- [Task details]: Find each line containing the string "upwards". Copy it.

- [Data entries]:

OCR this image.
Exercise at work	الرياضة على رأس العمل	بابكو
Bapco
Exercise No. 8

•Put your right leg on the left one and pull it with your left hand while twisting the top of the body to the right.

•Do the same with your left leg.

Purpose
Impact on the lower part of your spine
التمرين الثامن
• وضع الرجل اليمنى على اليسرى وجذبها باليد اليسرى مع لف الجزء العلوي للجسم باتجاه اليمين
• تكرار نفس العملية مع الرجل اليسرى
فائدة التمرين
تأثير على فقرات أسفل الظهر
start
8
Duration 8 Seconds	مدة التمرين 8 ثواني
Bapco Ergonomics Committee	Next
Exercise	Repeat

...

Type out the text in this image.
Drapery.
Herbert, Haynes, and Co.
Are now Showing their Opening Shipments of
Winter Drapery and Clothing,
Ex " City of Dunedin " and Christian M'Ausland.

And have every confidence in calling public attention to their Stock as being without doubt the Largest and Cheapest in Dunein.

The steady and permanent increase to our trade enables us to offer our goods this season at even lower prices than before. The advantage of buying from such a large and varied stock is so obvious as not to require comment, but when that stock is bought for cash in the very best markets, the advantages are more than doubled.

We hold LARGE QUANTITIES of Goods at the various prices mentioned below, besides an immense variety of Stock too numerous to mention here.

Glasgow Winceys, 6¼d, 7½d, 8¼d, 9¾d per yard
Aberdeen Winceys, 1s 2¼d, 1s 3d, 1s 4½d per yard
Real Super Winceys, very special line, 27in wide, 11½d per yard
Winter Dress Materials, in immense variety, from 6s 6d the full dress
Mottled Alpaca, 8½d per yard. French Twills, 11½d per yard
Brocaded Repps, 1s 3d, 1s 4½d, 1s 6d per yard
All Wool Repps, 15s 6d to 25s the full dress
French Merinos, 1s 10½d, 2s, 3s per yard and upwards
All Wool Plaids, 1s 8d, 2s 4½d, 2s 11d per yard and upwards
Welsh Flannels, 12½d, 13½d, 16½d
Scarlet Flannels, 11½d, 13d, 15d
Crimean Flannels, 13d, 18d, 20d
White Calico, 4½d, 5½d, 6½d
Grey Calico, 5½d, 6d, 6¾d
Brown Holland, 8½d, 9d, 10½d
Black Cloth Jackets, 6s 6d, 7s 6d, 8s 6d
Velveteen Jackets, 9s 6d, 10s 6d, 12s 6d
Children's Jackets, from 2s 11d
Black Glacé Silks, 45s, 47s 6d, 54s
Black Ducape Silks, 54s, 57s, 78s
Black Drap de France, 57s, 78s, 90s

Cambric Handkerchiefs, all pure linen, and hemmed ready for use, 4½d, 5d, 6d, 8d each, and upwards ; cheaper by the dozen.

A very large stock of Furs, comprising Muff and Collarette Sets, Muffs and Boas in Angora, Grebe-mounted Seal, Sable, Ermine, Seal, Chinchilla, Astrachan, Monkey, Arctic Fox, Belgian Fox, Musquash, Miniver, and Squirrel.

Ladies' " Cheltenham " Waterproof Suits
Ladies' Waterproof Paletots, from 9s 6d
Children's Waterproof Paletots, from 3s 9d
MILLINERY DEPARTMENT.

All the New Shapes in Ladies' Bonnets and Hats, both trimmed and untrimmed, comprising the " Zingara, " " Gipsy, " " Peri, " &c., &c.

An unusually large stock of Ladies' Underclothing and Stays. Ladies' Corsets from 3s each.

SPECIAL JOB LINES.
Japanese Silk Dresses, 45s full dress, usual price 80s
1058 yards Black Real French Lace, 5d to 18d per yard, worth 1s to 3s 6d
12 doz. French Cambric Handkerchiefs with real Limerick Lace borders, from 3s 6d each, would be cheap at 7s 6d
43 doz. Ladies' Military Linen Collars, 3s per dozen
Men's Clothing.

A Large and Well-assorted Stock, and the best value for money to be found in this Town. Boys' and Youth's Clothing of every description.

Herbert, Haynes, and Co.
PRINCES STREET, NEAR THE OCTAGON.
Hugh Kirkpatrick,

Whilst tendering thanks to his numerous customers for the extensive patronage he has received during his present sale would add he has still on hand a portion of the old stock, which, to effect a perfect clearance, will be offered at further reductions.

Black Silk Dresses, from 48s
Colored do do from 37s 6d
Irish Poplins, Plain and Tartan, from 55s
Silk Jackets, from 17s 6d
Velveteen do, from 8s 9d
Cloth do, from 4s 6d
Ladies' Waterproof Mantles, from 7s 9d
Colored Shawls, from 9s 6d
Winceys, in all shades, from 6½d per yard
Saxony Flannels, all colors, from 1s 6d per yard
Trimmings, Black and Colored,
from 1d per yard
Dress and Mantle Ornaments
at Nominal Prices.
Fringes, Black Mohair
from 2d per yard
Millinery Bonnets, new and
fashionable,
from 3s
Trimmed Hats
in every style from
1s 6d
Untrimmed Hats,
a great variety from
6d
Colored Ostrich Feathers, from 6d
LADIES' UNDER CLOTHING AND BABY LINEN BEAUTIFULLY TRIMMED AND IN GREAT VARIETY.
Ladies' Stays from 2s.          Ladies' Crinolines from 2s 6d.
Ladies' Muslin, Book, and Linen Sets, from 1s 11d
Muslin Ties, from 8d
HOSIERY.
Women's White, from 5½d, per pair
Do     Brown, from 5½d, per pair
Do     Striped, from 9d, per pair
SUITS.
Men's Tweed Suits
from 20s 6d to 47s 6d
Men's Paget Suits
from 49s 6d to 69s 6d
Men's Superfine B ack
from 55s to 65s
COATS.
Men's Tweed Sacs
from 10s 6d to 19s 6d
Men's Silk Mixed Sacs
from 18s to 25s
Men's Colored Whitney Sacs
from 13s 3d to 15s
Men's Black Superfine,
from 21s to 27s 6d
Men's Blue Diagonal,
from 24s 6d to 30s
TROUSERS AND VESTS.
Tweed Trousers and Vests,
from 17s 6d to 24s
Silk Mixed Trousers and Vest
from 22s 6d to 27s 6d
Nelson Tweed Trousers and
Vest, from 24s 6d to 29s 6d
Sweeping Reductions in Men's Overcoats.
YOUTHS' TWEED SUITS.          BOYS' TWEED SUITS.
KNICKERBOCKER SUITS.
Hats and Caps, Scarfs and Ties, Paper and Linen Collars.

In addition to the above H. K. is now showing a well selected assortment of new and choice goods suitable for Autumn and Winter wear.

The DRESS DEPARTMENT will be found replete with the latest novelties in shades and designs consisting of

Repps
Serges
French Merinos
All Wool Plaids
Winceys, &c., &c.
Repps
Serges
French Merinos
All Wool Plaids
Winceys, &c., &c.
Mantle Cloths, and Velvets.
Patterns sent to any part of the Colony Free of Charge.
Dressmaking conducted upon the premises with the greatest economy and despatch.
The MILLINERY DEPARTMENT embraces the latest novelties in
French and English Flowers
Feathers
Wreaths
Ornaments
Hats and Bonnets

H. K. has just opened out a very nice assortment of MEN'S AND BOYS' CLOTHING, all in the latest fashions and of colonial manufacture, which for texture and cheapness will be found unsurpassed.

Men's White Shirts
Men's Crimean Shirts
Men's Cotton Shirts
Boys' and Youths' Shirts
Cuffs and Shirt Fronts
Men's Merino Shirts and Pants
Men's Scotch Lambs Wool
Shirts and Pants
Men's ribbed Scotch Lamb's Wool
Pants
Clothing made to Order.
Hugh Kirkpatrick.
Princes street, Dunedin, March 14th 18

--

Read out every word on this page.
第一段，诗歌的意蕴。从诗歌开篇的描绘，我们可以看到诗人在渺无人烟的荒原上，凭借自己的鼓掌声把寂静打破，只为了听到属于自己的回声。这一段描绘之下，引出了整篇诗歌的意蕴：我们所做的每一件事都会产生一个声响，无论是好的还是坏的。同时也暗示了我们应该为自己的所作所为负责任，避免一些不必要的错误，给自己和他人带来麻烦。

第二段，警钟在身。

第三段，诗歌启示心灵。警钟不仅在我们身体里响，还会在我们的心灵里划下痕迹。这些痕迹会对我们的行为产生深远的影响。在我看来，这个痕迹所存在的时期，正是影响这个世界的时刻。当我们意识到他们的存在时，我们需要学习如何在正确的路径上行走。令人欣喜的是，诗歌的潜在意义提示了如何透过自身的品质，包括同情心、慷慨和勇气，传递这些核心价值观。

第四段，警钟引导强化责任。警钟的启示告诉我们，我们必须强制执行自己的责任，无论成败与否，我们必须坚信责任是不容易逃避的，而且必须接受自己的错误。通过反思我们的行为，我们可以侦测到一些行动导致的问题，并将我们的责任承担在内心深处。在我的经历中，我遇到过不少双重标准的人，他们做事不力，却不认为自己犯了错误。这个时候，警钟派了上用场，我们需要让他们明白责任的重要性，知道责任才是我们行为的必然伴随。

- [Exercise result]:
French Merinos, 1s 10½d, 2s, 3s per yard and upwards
All Wool Plaids, 1s 8d, 2s 4½d, 2s 11d per yard and upwards
Cambric Handkerchiefs, all pure linen, and hemmed ready for use, 4½d, 5d, 6d, 8d each, and upwards ; cheaper by the dozen.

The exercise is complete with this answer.